*INSTRUCTIONS FOR THE TASK*
Select every line below that contains the string "dueto", and copy each one. Case counts.
[Begin PROVIDED RECORDS]
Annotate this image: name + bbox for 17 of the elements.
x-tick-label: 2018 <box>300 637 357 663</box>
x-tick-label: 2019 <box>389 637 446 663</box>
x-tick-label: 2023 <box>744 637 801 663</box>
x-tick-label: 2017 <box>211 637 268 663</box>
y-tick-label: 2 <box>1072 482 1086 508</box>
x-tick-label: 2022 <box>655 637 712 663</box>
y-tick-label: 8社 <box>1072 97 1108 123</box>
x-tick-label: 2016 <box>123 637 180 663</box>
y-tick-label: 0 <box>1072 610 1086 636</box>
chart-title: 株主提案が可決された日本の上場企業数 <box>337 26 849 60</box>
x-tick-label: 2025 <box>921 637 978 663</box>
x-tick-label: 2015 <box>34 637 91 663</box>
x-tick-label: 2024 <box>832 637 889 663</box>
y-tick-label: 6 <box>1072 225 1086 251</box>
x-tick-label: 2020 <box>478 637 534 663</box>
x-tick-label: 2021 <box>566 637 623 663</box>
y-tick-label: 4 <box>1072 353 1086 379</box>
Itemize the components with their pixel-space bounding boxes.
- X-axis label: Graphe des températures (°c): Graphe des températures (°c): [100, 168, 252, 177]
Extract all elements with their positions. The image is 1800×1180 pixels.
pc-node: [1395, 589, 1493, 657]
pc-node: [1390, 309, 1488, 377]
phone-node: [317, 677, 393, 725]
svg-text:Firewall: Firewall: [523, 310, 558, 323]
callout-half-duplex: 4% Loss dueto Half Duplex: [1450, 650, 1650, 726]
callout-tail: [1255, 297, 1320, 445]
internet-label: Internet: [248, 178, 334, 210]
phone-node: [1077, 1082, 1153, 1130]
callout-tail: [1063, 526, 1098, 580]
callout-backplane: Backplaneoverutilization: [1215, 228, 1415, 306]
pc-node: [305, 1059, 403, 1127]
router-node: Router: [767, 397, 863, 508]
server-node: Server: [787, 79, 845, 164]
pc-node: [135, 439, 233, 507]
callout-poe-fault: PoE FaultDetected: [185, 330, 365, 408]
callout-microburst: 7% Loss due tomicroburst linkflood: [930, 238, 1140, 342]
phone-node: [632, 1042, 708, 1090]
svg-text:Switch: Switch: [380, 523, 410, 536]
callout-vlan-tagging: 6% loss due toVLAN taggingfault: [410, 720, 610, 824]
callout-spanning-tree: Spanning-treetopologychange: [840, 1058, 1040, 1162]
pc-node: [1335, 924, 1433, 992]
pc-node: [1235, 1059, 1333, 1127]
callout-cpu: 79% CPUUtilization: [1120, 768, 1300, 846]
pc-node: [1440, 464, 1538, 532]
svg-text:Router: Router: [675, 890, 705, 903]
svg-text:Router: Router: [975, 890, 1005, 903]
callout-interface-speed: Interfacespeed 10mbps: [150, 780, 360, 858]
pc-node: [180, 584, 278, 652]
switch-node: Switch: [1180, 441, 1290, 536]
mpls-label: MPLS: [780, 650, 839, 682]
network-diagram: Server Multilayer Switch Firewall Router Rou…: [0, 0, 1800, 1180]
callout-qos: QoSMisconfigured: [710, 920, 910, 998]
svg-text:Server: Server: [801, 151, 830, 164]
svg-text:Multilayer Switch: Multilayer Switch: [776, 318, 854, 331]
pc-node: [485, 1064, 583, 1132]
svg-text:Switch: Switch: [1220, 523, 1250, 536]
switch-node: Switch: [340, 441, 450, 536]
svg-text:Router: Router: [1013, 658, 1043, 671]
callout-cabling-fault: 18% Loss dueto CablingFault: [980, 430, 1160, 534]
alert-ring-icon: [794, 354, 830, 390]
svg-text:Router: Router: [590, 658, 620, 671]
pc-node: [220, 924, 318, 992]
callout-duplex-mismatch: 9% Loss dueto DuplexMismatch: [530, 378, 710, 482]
[End PROVIDED RECORDS]
*TASK ANSWER*
callout-half-duplex: 4% Loss dueto Half Duplex: [1450, 650, 1650, 726]
callout-cabling-fault: 18% Loss dueto CablingFault: [980, 430, 1160, 534]
callout-duplex-mismatch: 9% Loss dueto DuplexMismatch: [530, 378, 710, 482]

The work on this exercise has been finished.